To be done — Give back exactly the lines from the "Transcribe the text in this document." line to the final line of the records, and only those, minus any pictures.
____________
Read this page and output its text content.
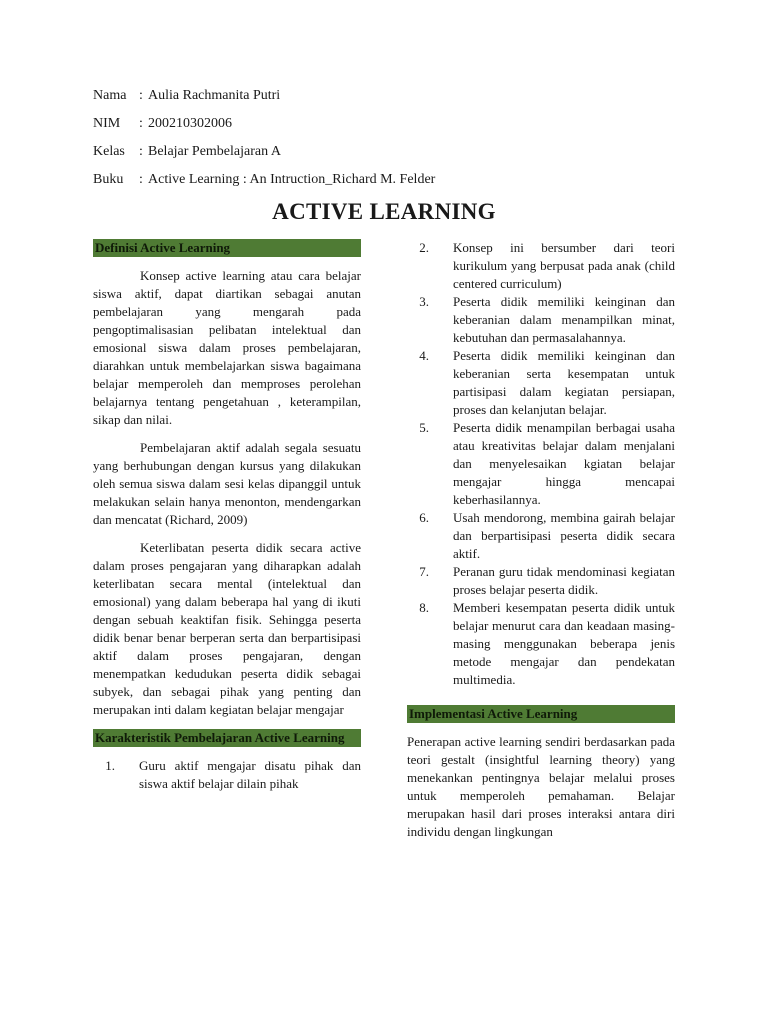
Nama : Aulia Rachmanita Putri
NIM : 200210302006
Kelas : Belajar Pembelajaran A
Buku : Active Learning : An Intruction_Richard M. Felder
ACTIVE LEARNING
Definisi Active Learning

Konsep active learning atau cara belajar siswa aktif, dapat diartikan sebagai anutan pembelajaran yang mengarah pada pengoptimalisasian pelibatan intelektual dan emosional siswa dalam proses pembelajaran, diarahkan untuk membelajarkan siswa bagaimana belajar memperoleh dan memproses perolehan belajarnya tentang pengetahuan , keterampilan, sikap dan nilai.

Pembelajaran aktif adalah segala sesuatu yang berhubungan dengan kursus yang dilakukan oleh semua siswa dalam sesi kelas dipanggil untuk melakukan selain hanya menonton, mendengarkan dan mencatat (Richard, 2009)

Keterlibatan peserta didik secara active dalam proses pengajaran yang diharapkan adalah keterlibatan secara mental (intelektual dan emosional) yang dalam beberapa hal yang di ikuti dengan sebuah keaktifan fisik. Sehingga peserta didik benar benar berperan serta dan berpartisipasi aktif dalam proses pengajaran, dengan menempatkan kedudukan peserta didik sebagai subyek, dan sebagai pihak yang penting dan merupakan inti dalam kegiatan belajar mengajar

Karakteristik Pembelajaran Active Learning
1.	Guru aktif mengajar disatu pihak dan siswa aktif belajar dilain pihak
2.	Konsep ini bersumber dari teori kurikulum yang berpusat pada anak (child centered curriculum)
3.	Peserta didik memiliki keinginan dan keberanian dalam menampilkan minat, kebutuhan dan permasalahannya.
4.	Peserta didik memiliki keinginan dan keberanian serta kesempatan untuk partisipasi dalam kegiatan persiapan, proses dan kelanjutan belajar.
5.	Peserta didik menampilan berbagai usaha atau kreativitas belajar dalam menjalani dan menyelesaikan kgiatan belajar mengajar hingga mencapai keberhasilannya.
6.	Usah mendorong, membina gairah belajar dan berpartisipasi peserta didik secara aktif.
7.	Peranan guru tidak mendominasi kegiatan proses belajar peserta didik.
8.	Memberi kesempatan peserta didik untuk belajar menurut cara dan keadaan masing-masing menggunakan beberapa jenis metode mengajar dan pendekatan multimedia.
Implementasi Active Learning

Penerapan active learning sendiri berdasarkan pada teori gestalt (insightful learning theory) yang menekankan pentingnya belajar melalui proses untuk memperoleh pemahaman. Belajar merupakan hasil dari proses interaksi antara diri individu dengan lingkungan
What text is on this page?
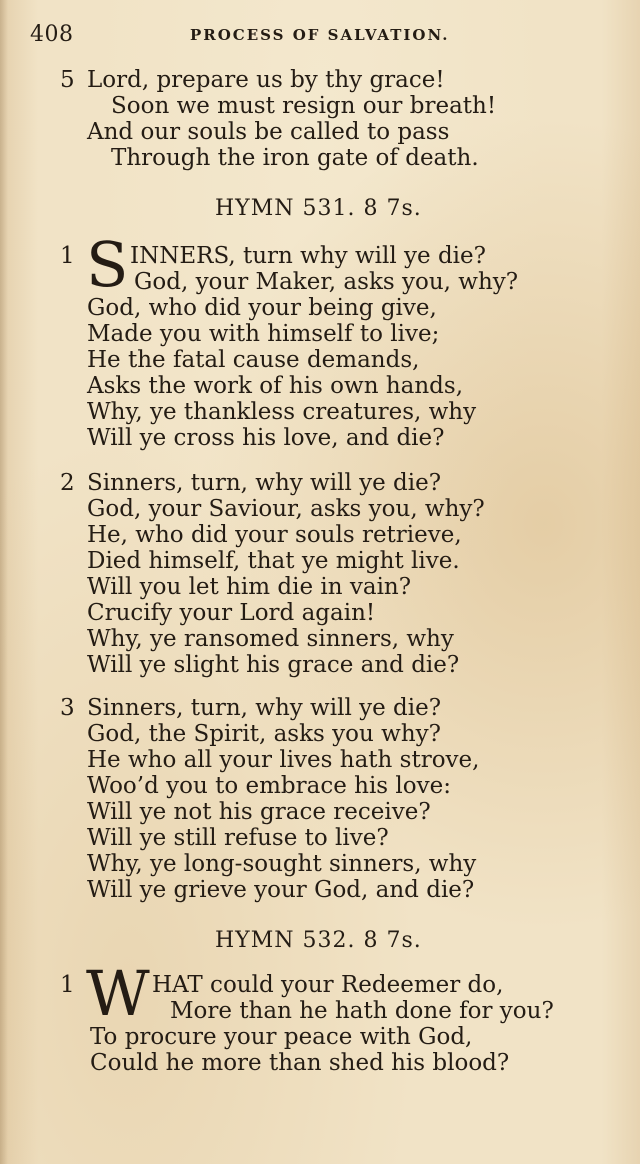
408	PROCESS OF SALVATION.
5 Lord, prepare us by thy grace!
Soon we must resign our breath!
And our souls be called to pass
Through the iron gate of death.
HYMN 531. 8 7s.
1 S INNERS, turn why will ye die?
God, your Maker, asks you, why?
God, who did your being give,
Made you with himself to live;
He the fatal cause demands,
Asks the work of his own hands,
Why, ye thankless creatures, why
Will ye cross his love, and die?
2 Sinners, turn, why will ye die?
God, your Saviour, asks you, why?
He, who did your souls retrieve,
Died himself, that ye might live.
Will you let him die in vain?
Crucify your Lord again!
Why, ye ransomed sinners, why
Will ye slight his grace and die?
3 Sinners, turn, why will ye die?
God, the Spirit, asks you why?
He who all your lives hath strove,
Woo’d you to embrace his love:
Will ye not his grace receive?
Will ye still refuse to live?
Why, ye long-sought sinners, why
Will ye grieve your God, and die?
HYMN 532. 8 7s.
1 W HAT could your Redeemer do,
More than he hath done for you?
To procure your peace with God,
Could he more than shed his blood?
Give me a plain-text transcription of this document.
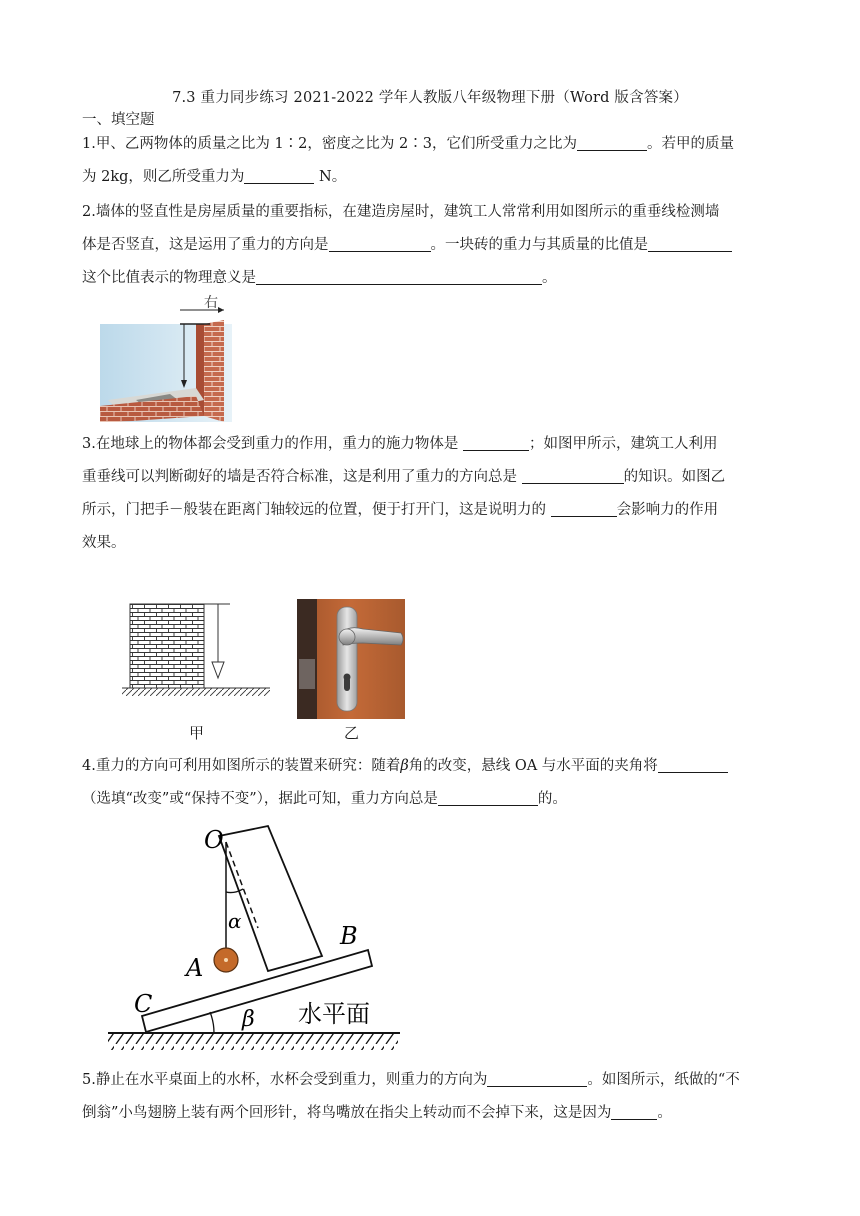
7.3 重力同步练习 2021-2022 学年人教版八年级物理下册（Word 版含答案）
一、填空题
1.甲、乙两物体的质量之比为 1∶2，密度之比为 2∶3，它们所受重力之比为	。若甲的质量
为 2kg，则乙所受重力为	N。
2.墙体的竖直性是房屋质量的重要指标，在建造房屋时，建筑工人常常利用如图所示的重垂线检测墙
体是否竖直，这是运用了重力的方向是	。一块砖的重力与其质量的比值是
这个比值表示的物理意义是	。
右
3.在地球上的物体都会受到重力的作用，重力的施力物体是	；如图甲所示，建筑工人利用
重垂线可以判断砌好的墙是否符合标准，这是利用了重力的方向总是	的知识。如图乙
所示，门把手－般装在距离门轴较远的位置，便于打开门，这是说明力的	会影响力的作用
效果。
甲	乙
4.重力的方向可利用如图所示的装置来研究：随着β角的改变，悬线 OA 与水平面的夹角将
（选填“改变”或“保持不变”），据此可知，重力方向总是	的。
O
α
A
B
C
β 水平面
5.静止在水平桌面上的水杯，水杯会受到重力，则重力的方向为	。如图所示，纸做的“不
倒翁”小鸟翅膀上装有两个回形针，将鸟嘴放在指尖上转动而不会掉下来，这是因为	。
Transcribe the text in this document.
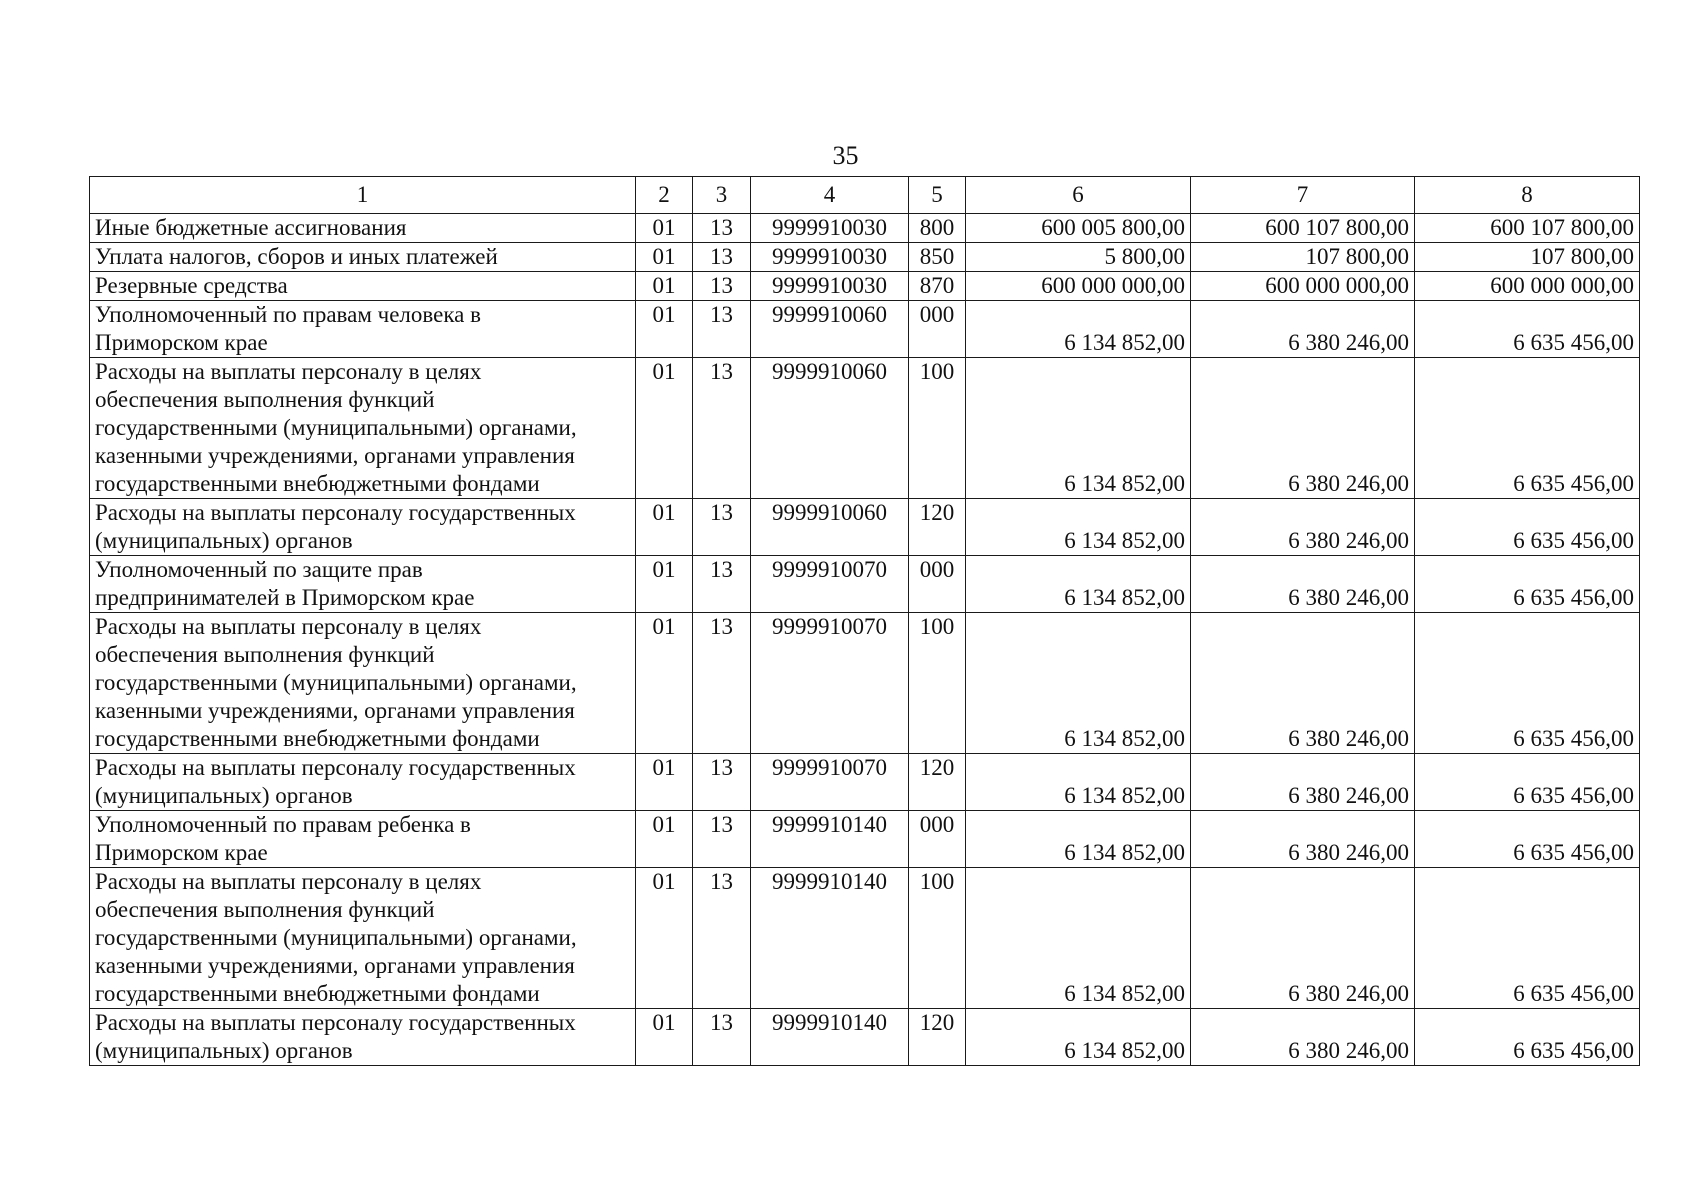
35
1	2	3	4	5	6	7	8

Иные бюджетные ассигнования	01	13	9999910030	800	600 005 800,00	600 107 800,00	600 107 800,00

Уплата налогов, сборов и иных платежей	01	13	9999910030	850	5 800,00	107 800,00	107 800,00

Резервные средства	01	13	9999910030	870	600 000 000,00	600 000 000,00	600 000 000,00

Уполномоченный по правам человека в
Приморском крае	01	13	9999910060	000	6 134 852,00	6 380 246,00	6 635 456,00

Расходы на выплаты персоналу в целях
обеспечения выполнения функций
государственными (муниципальными) органами,
казенными учреждениями, органами управления
государственными внебюджетными фондами	01	13	9999910060	100	6 134 852,00	6 380 246,00	6 635 456,00

Расходы на выплаты персоналу государственных
(муниципальных) органов	01	13	9999910060	120	6 134 852,00	6 380 246,00	6 635 456,00

Уполномоченный по защите прав
предпринимателей в Приморском крае	01	13	9999910070	000	6 134 852,00	6 380 246,00	6 635 456,00

Расходы на выплаты персоналу в целях
обеспечения выполнения функций
государственными (муниципальными) органами,
казенными учреждениями, органами управления
государственными внебюджетными фондами	01	13	9999910070	100	6 134 852,00	6 380 246,00	6 635 456,00

Расходы на выплаты персоналу государственных
(муниципальных) органов	01	13	9999910070	120	6 134 852,00	6 380 246,00	6 635 456,00

Уполномоченный по правам ребенка в
Приморском крае	01	13	9999910140	000	6 134 852,00	6 380 246,00	6 635 456,00

Расходы на выплаты персоналу в целях
обеспечения выполнения функций
государственными (муниципальными) органами,
казенными учреждениями, органами управления
государственными внебюджетными фондами	01	13	9999910140	100	6 134 852,00	6 380 246,00	6 635 456,00

Расходы на выплаты персоналу государственных
(муниципальных) органов	01	13	9999910140	120	6 134 852,00	6 380 246,00	6 635 456,00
____________
Correct answer —
Transcribe the text in this document.
35
1	2	3	4	5	6	7	8

Иные бюджетные ассигнования	01	13	9999910030	800	600 005 800,00	600 107 800,00	600 107 800,00

Уплата налогов, сборов и иных платежей	01	13	9999910030	850	5 800,00	107 800,00	107 800,00

Резервные средства	01	13	9999910030	870	600 000 000,00	600 000 000,00	600 000 000,00

Уполномоченный по правам человека в
Приморском крае	01	13	9999910060	000	6 134 852,00	6 380 246,00	6 635 456,00

Расходы на выплаты персоналу в целях
обеспечения выполнения функций
государственными (муниципальными) органами,
казенными учреждениями, органами управления
государственными внебюджетными фондами	01	13	9999910060	100	6 134 852,00	6 380 246,00	6 635 456,00

Расходы на выплаты персоналу государственных
(муниципальных) органов	01	13	9999910060	120	6 134 852,00	6 380 246,00	6 635 456,00

Уполномоченный по защите прав
предпринимателей в Приморском крае	01	13	9999910070	000	6 134 852,00	6 380 246,00	6 635 456,00

Расходы на выплаты персоналу в целях
обеспечения выполнения функций
государственными (муниципальными) органами,
казенными учреждениями, органами управления
государственными внебюджетными фондами	01	13	9999910070	100	6 134 852,00	6 380 246,00	6 635 456,00

Расходы на выплаты персоналу государственных
(муниципальных) органов	01	13	9999910070	120	6 134 852,00	6 380 246,00	6 635 456,00

Уполномоченный по правам ребенка в
Приморском крае	01	13	9999910140	000	6 134 852,00	6 380 246,00	6 635 456,00

Расходы на выплаты персоналу в целях
обеспечения выполнения функций
государственными (муниципальными) органами,
казенными учреждениями, органами управления
государственными внебюджетными фондами	01	13	9999910140	100	6 134 852,00	6 380 246,00	6 635 456,00

Расходы на выплаты персоналу государственных
(муниципальных) органов	01	13	9999910140	120	6 134 852,00	6 380 246,00	6 635 456,00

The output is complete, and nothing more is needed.